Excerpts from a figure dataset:
########
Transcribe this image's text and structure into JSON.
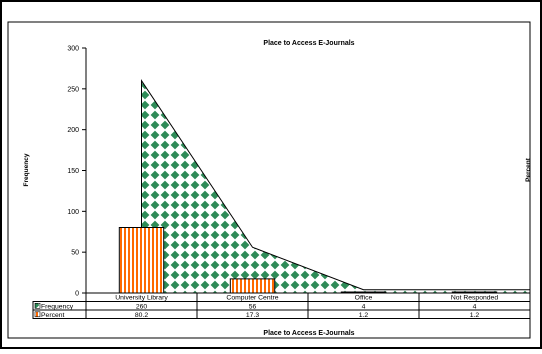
{
  "chart_data": {
    "type": "bar+area",
    "title": "Place to Access E-Journals",
    "xlabel": "Place to Access E-Journals",
    "ylabel": "Frequency",
    "y2label": "Percent",
    "ylim": [
      0,
      300
    ],
    "yticks": [
      0,
      50,
      100,
      150,
      200,
      250,
      300
    ],
    "categories": [
      "University Library",
      "Computer Centre",
      "Office",
      "Not Responded"
    ],
    "series": [
      {
        "name": "Frequency",
        "kind": "area",
        "values": [
          260,
          56,
          4,
          4
        ],
        "labels": [
          "260",
          "56",
          "4",
          "4"
        ],
        "color": "#2e8b57"
      },
      {
        "name": "Percent",
        "kind": "bar",
        "values": [
          80.2,
          17.3,
          1.2,
          1.2
        ],
        "labels": [
          "80.2",
          "17.3",
          "1.2",
          "1.2"
        ],
        "color": "#ff6a00"
      }
    ],
    "grid": false,
    "legend": "data-table"
  }
}
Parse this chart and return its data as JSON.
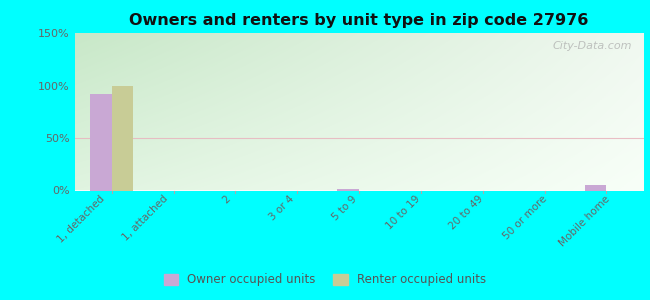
{
  "title": "Owners and renters by unit type in zip code 27976",
  "categories": [
    "1, detached",
    "1, attached",
    "2",
    "3 or 4",
    "5 to 9",
    "10 to 19",
    "20 to 49",
    "50 or more",
    "Mobile home"
  ],
  "owner_values": [
    92,
    0,
    0,
    0,
    1,
    0,
    0,
    0,
    5
  ],
  "renter_values": [
    100,
    0,
    0,
    0,
    0,
    0,
    0,
    0,
    0
  ],
  "owner_color": "#c9a8d4",
  "renter_color": "#c8cc96",
  "ylim": [
    0,
    150
  ],
  "yticks": [
    0,
    50,
    100,
    150
  ],
  "ytick_labels": [
    "0%",
    "50%",
    "100%",
    "150%"
  ],
  "background_color": "#00ffff",
  "plot_bg_topleft": "#c8e8c8",
  "plot_bg_topright": "#e8f4e8",
  "plot_bg_bottom": "#f0faf0",
  "grid50_color": "#e8b8c0",
  "legend_owner": "Owner occupied units",
  "legend_renter": "Renter occupied units",
  "watermark": "City-Data.com",
  "bar_width": 0.35
}
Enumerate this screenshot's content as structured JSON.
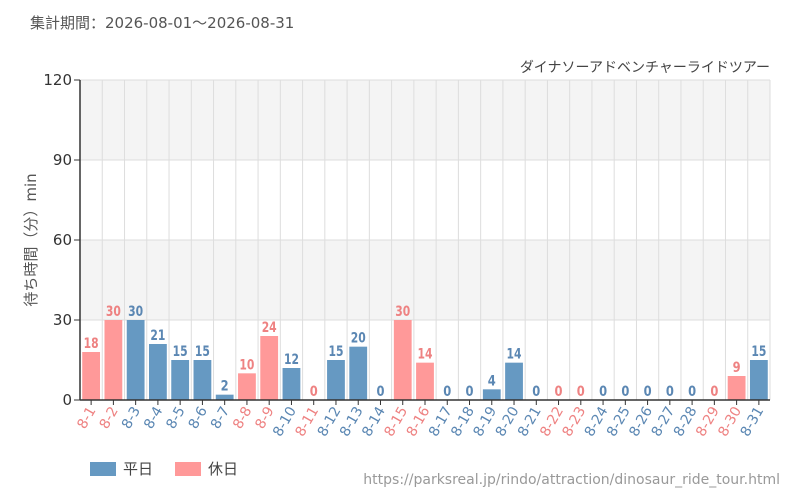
{
  "aggregation_period": "集計期間：2026-08-01～2026-08-31",
  "source_url": "https://parksreal.jp/rindo/attraction/dinosaur_ride_tour.html",
  "legend": [
    {
      "label": "平日",
      "color": "#6699c2"
    },
    {
      "label": "休日",
      "color": "#ff9999"
    }
  ],
  "chart_data": {
    "type": "bar",
    "title": "ダイナソーアドベンチャーライドツアー",
    "ylabel": "待ち時間（分）min",
    "xlabel": "",
    "ylim": [
      0,
      120
    ],
    "yticks": [
      0,
      30,
      60,
      90,
      120
    ],
    "grid": true,
    "legend_position": "bottom-left",
    "categories": [
      "8-1",
      "8-2",
      "8-3",
      "8-4",
      "8-5",
      "8-6",
      "8-7",
      "8-8",
      "8-9",
      "8-10",
      "8-11",
      "8-12",
      "8-13",
      "8-14",
      "8-15",
      "8-16",
      "8-17",
      "8-18",
      "8-19",
      "8-20",
      "8-21",
      "8-22",
      "8-23",
      "8-24",
      "8-25",
      "8-26",
      "8-27",
      "8-28",
      "8-29",
      "8-30",
      "8-31"
    ],
    "values": [
      18,
      30,
      30,
      21,
      15,
      15,
      2,
      10,
      24,
      12,
      0,
      15,
      20,
      0,
      30,
      14,
      0,
      0,
      4,
      14,
      0,
      0,
      0,
      0,
      0,
      0,
      0,
      0,
      0,
      9,
      15
    ],
    "day_types": [
      "休日",
      "休日",
      "平日",
      "平日",
      "平日",
      "平日",
      "平日",
      "休日",
      "休日",
      "平日",
      "休日",
      "平日",
      "平日",
      "平日",
      "休日",
      "休日",
      "平日",
      "平日",
      "平日",
      "平日",
      "平日",
      "休日",
      "休日",
      "平日",
      "平日",
      "平日",
      "平日",
      "平日",
      "休日",
      "休日",
      "平日"
    ],
    "colors": {
      "平日": "#6699c2",
      "休日": "#ff9999",
      "平日_text": "#5b87b3",
      "休日_text": "#ee8282",
      "axis": "#333333",
      "grid": "#dddddd",
      "band": "#f4f4f4"
    }
  }
}
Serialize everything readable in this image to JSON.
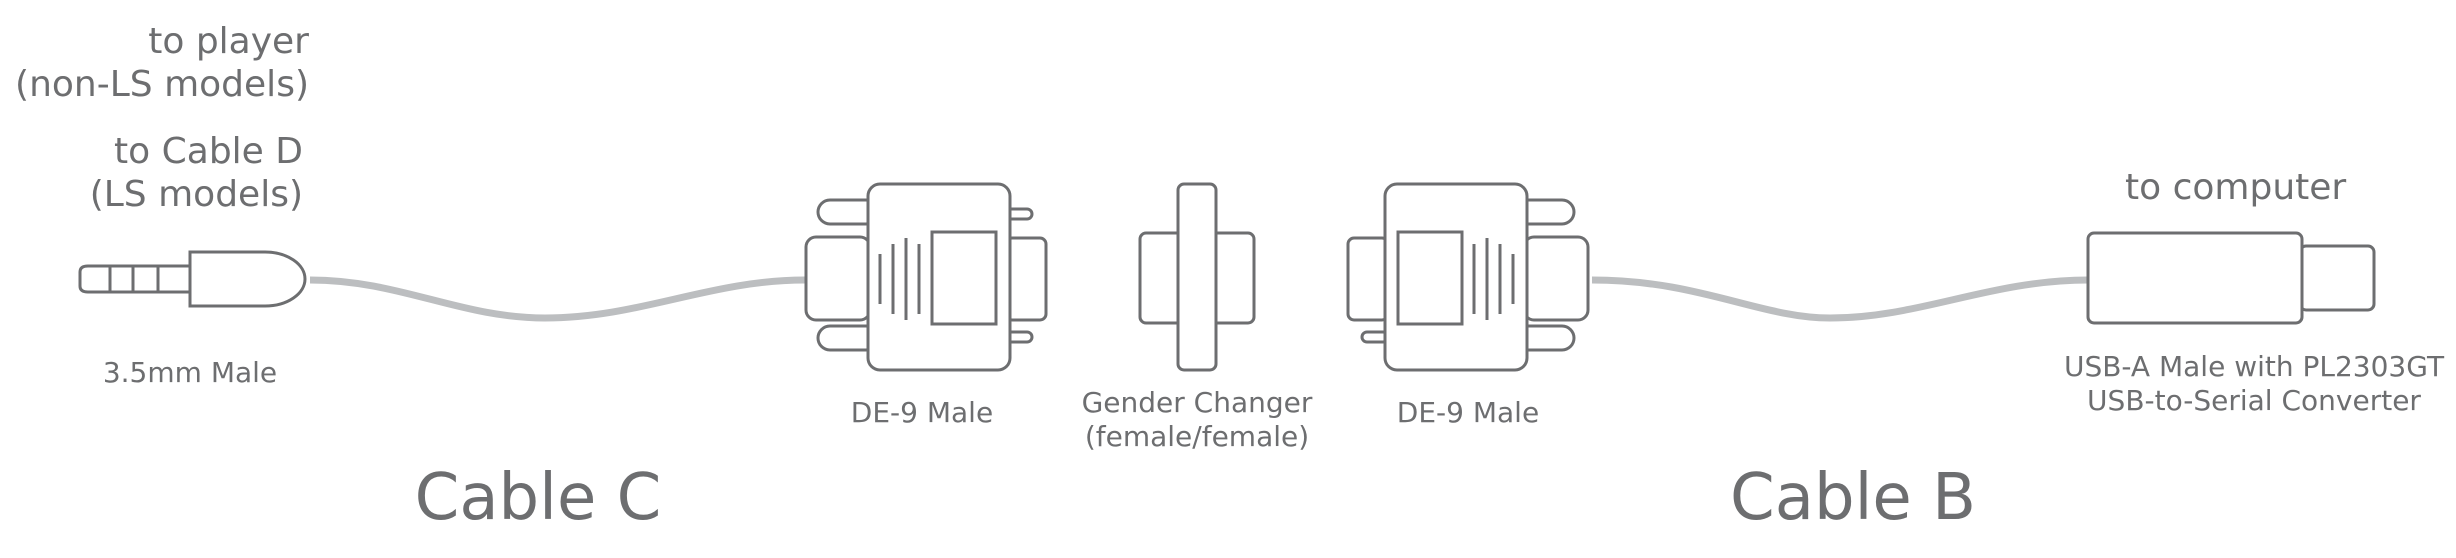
{
  "labels": {
    "to_player": [
      "to player",
      "(non-LS models)"
    ],
    "to_cable_d": [
      "to Cable D",
      "(LS models)"
    ],
    "to_computer": "to computer",
    "jack": "3.5mm Male",
    "de9_left": "DE-9 Male",
    "gender_changer": [
      "Gender Changer",
      "(female/female)"
    ],
    "de9_right": "DE-9 Male",
    "usb": [
      "USB-A Male with PL2303GT",
      "USB-to-Serial Converter"
    ],
    "cable_c": "Cable C",
    "cable_b": "Cable B"
  },
  "colors": {
    "stroke": "#6d6e70",
    "cable": "#bcbec0",
    "text": "#6d6e70",
    "background": "#ffffff"
  }
}
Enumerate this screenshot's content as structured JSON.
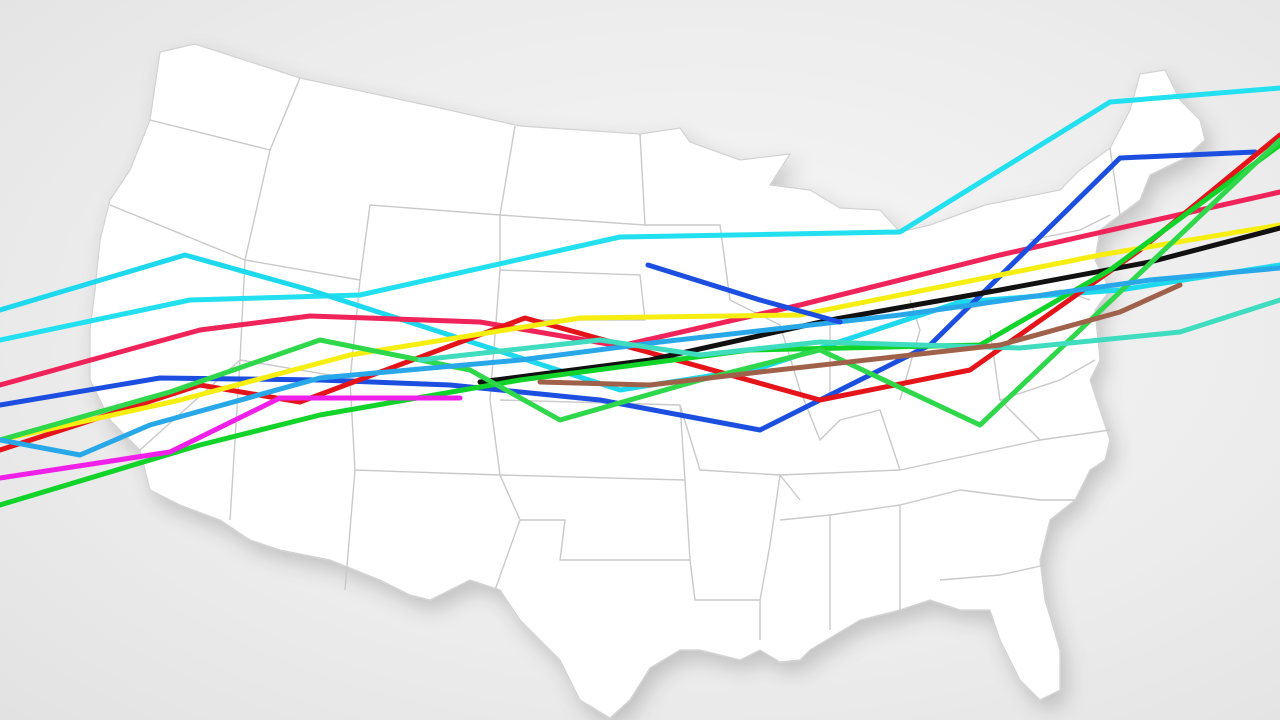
{
  "map": {
    "region": "contiguous-united-states",
    "land_color": "#ffffff",
    "border_color": "#c9c9c9",
    "background_color": "#e9e9e9"
  },
  "routes": [
    {
      "id": "route-cyan-north",
      "color": "#22e0f0"
    },
    {
      "id": "route-cyan-mid",
      "color": "#1ed8ee"
    },
    {
      "id": "route-pink-red",
      "color": "#f0245a"
    },
    {
      "id": "route-blue",
      "color": "#1c4fe0"
    },
    {
      "id": "route-red",
      "color": "#e4141a"
    },
    {
      "id": "route-yellow",
      "color": "#f5ee10"
    },
    {
      "id": "route-black",
      "color": "#111111"
    },
    {
      "id": "route-green-1",
      "color": "#12d32a"
    },
    {
      "id": "route-green-2",
      "color": "#2ed84a"
    },
    {
      "id": "route-sky-blue",
      "color": "#28a8e8"
    },
    {
      "id": "route-teal",
      "color": "#3fdcc0"
    },
    {
      "id": "route-magenta",
      "color": "#f020e8"
    },
    {
      "id": "route-brown",
      "color": "#a0614a"
    }
  ]
}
########
■ Problem statement
Without the pictures, restate all of the entries above verbatim.

■ Reply
Transcribe this image's text and structure into JSON.
{
  "chart_data": {
    "type": "bar+area",
    "title": "Place to Access E-Journals",
    "xlabel": "Place to Access E-Journals",
    "ylabel": "Frequency",
    "y2label": "Percent",
    "ylim": [
      0,
      300
    ],
    "yticks": [
      0,
      50,
      100,
      150,
      200,
      250,
      300
    ],
    "categories": [
      "University Library",
      "Computer Centre",
      "Office",
      "Not Responded"
    ],
    "series": [
      {
        "name": "Frequency",
        "kind": "area",
        "values": [
          260,
          56,
          4,
          4
        ],
        "labels": [
          "260",
          "56",
          "4",
          "4"
        ],
        "color": "#2e8b57"
      },
      {
        "name": "Percent",
        "kind": "bar",
        "values": [
          80.2,
          17.3,
          1.2,
          1.2
        ],
        "labels": [
          "80.2",
          "17.3",
          "1.2",
          "1.2"
        ],
        "color": "#ff6a00"
      }
    ],
    "grid": false,
    "legend": "data-table"
  }
}
Parse this chart and return its data as JSON.
{
  "title": "Owners and renters by unit type in zip code 27976",
  "categories": [
    "1, detached",
    "1, attached",
    "2",
    "3 or 4",
    "5 to 9",
    "10 to 19",
    "20 to 49",
    "50 or more",
    "Mobile home"
  ],
  "owner_values": [
    92,
    0,
    0,
    0,
    1,
    0,
    0,
    0,
    5
  ],
  "renter_values": [
    100,
    0,
    0,
    0,
    0,
    0,
    0,
    0,
    0
  ],
  "owner_color": "#c9a8d4",
  "renter_color": "#c8cc96",
  "ylim": [
    0,
    150
  ],
  "yticks": [
    0,
    50,
    100,
    150
  ],
  "ytick_labels": [
    "0%",
    "50%",
    "100%",
    "150%"
  ],
  "background_color": "#00ffff",
  "plot_bg_topleft": "#c8e8c8",
  "plot_bg_topright": "#e8f4e8",
  "plot_bg_bottom": "#f0faf0",
  "grid50_color": "#e8b8c0",
  "legend_owner": "Owner occupied units",
  "legend_renter": "Renter occupied units",
  "watermark": "City-Data.com",
  "bar_width": 0.35
}
Enumerate this screenshot's content as structured JSON.
{
  "aggregation_period": "集計期間：2026-08-01～2026-08-31",
  "source_url": "https://parksreal.jp/rindo/attraction/dinosaur_ride_tour.html",
  "legend": [
    {
      "label": "平日",
      "color": "#6699c2"
    },
    {
      "label": "休日",
      "color": "#ff9999"
    }
  ],
  "chart_data": {
    "type": "bar",
    "title": "ダイナソーアドベンチャーライドツアー",
    "ylabel": "待ち時間（分）min",
    "xlabel": "",
    "ylim": [
      0,
      120
    ],
    "yticks": [
      0,
      30,
      60,
      90,
      120
    ],
    "grid": true,
    "legend_position": "bottom-left",
    "categories": [
      "8-1",
      "8-2",
      "8-3",
      "8-4",
      "8-5",
      "8-6",
      "8-7",
      "8-8",
      "8-9",
      "8-10",
      "8-11",
      "8-12",
      "8-13",
      "8-14",
      "8-15",
      "8-16",
      "8-17",
      "8-18",
      "8-19",
      "8-20",
      "8-21",
      "8-22",
      "8-23",
      "8-24",
      "8-25",
      "8-26",
      "8-27",
      "8-28",
      "8-29",
      "8-30",
      "8-31"
    ],
    "values": [
      18,
      30,
      30,
      21,
      15,
      15,
      2,
      10,
      24,
      12,
      0,
      15,
      20,
      0,
      30,
      14,
      0,
      0,
      4,
      14,
      0,
      0,
      0,
      0,
      0,
      0,
      0,
      0,
      0,
      9,
      15
    ],
    "day_types": [
      "休日",
      "休日",
      "平日",
      "平日",
      "平日",
      "平日",
      "平日",
      "休日",
      "休日",
      "平日",
      "休日",
      "平日",
      "平日",
      "平日",
      "休日",
      "休日",
      "平日",
      "平日",
      "平日",
      "平日",
      "平日",
      "休日",
      "休日",
      "平日",
      "平日",
      "平日",
      "平日",
      "平日",
      "休日",
      "休日",
      "平日"
    ],
    "colors": {
      "平日": "#6699c2",
      "休日": "#ff9999",
      "平日_text": "#5b87b3",
      "休日_text": "#ee8282",
      "axis": "#333333",
      "grid": "#dddddd",
      "band": "#f4f4f4"
    }
  }
}
Serialize everything readable in this image to JSON.
{
  "labels": {
    "to_player": [
      "to player",
      "(non-LS models)"
    ],
    "to_cable_d": [
      "to Cable D",
      "(LS models)"
    ],
    "to_computer": "to computer",
    "jack": "3.5mm Male",
    "de9_left": "DE-9 Male",
    "gender_changer": [
      "Gender Changer",
      "(female/female)"
    ],
    "de9_right": "DE-9 Male",
    "usb": [
      "USB-A Male with PL2303GT",
      "USB-to-Serial Converter"
    ],
    "cable_c": "Cable C",
    "cable_b": "Cable B"
  },
  "colors": {
    "stroke": "#6d6e70",
    "cable": "#bcbec0",
    "text": "#6d6e70",
    "background": "#ffffff"
  }
}
Enumerate this screenshot's content as structured JSON.
{
  "map": {
    "region": "contiguous-united-states",
    "land_color": "#ffffff",
    "border_color": "#c9c9c9",
    "background_color": "#e9e9e9"
  },
  "routes": [
    {
      "id": "route-cyan-north",
      "color": "#22e0f0"
    },
    {
      "id": "route-cyan-mid",
      "color": "#1ed8ee"
    },
    {
      "id": "route-pink-red",
      "color": "#f0245a"
    },
    {
      "id": "route-blue",
      "color": "#1c4fe0"
    },
    {
      "id": "route-red",
      "color": "#e4141a"
    },
    {
      "id": "route-yellow",
      "color": "#f5ee10"
    },
    {
      "id": "route-black",
      "color": "#111111"
    },
    {
      "id": "route-green-1",
      "color": "#12d32a"
    },
    {
      "id": "route-green-2",
      "color": "#2ed84a"
    },
    {
      "id": "route-sky-blue",
      "color": "#28a8e8"
    },
    {
      "id": "route-teal",
      "color": "#3fdcc0"
    },
    {
      "id": "route-magenta",
      "color": "#f020e8"
    },
    {
      "id": "route-brown",
      "color": "#a0614a"
    }
  ]
}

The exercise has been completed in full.